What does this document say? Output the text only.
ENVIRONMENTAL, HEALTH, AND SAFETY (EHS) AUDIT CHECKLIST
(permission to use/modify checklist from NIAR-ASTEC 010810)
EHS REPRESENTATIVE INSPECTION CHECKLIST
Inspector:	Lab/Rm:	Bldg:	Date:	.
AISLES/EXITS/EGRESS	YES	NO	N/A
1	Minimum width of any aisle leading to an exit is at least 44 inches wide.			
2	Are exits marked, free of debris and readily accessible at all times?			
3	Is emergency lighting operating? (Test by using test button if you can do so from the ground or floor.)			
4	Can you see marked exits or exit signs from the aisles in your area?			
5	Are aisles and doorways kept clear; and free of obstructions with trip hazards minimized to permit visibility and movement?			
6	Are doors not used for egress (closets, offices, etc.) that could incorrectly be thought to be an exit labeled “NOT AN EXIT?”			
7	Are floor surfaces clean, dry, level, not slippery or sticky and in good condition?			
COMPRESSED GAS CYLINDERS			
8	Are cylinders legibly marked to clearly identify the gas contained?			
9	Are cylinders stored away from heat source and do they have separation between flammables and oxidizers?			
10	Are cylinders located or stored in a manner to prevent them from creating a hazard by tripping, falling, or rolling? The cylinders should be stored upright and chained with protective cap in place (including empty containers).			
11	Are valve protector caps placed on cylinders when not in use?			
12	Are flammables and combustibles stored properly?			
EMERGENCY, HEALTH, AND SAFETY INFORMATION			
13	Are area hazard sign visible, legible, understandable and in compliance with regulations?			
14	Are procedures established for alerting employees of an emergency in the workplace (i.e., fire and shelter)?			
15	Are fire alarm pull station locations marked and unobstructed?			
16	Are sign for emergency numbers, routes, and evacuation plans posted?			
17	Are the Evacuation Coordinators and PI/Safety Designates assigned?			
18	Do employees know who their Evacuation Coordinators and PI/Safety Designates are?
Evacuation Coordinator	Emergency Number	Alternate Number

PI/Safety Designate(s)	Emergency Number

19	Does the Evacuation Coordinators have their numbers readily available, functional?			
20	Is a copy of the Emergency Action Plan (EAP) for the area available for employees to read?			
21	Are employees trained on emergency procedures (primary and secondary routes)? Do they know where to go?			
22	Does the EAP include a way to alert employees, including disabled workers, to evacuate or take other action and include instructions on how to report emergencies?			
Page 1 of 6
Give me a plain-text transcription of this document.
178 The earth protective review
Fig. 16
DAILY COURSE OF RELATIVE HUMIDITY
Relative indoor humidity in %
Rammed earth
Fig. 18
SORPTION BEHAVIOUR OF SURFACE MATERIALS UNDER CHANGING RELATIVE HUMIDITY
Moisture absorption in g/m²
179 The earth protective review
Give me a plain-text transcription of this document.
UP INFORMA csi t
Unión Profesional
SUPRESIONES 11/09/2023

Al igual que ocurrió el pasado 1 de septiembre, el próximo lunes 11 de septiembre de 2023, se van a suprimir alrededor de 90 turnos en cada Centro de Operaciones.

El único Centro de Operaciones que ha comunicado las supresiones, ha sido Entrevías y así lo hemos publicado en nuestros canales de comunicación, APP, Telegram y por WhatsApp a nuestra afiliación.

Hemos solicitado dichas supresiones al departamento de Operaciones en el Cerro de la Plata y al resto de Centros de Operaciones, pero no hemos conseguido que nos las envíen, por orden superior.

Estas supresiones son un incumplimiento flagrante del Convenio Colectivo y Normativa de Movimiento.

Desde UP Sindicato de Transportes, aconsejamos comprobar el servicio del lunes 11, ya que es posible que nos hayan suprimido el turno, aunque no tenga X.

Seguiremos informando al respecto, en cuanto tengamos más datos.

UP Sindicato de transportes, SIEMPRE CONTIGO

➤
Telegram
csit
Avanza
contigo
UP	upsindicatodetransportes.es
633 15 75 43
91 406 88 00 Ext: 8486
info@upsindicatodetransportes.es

::::

- _TASK GOAL_
Locate each line containing the string "they" and show it.

- _EXERCISE RESPONSE_
9	Are cylinders stored away from heat source and do they have separation between flammables and oxidizers?			
21	Are employees trained on emergency procedures (primary and secondary routes)? Do they know where to go?			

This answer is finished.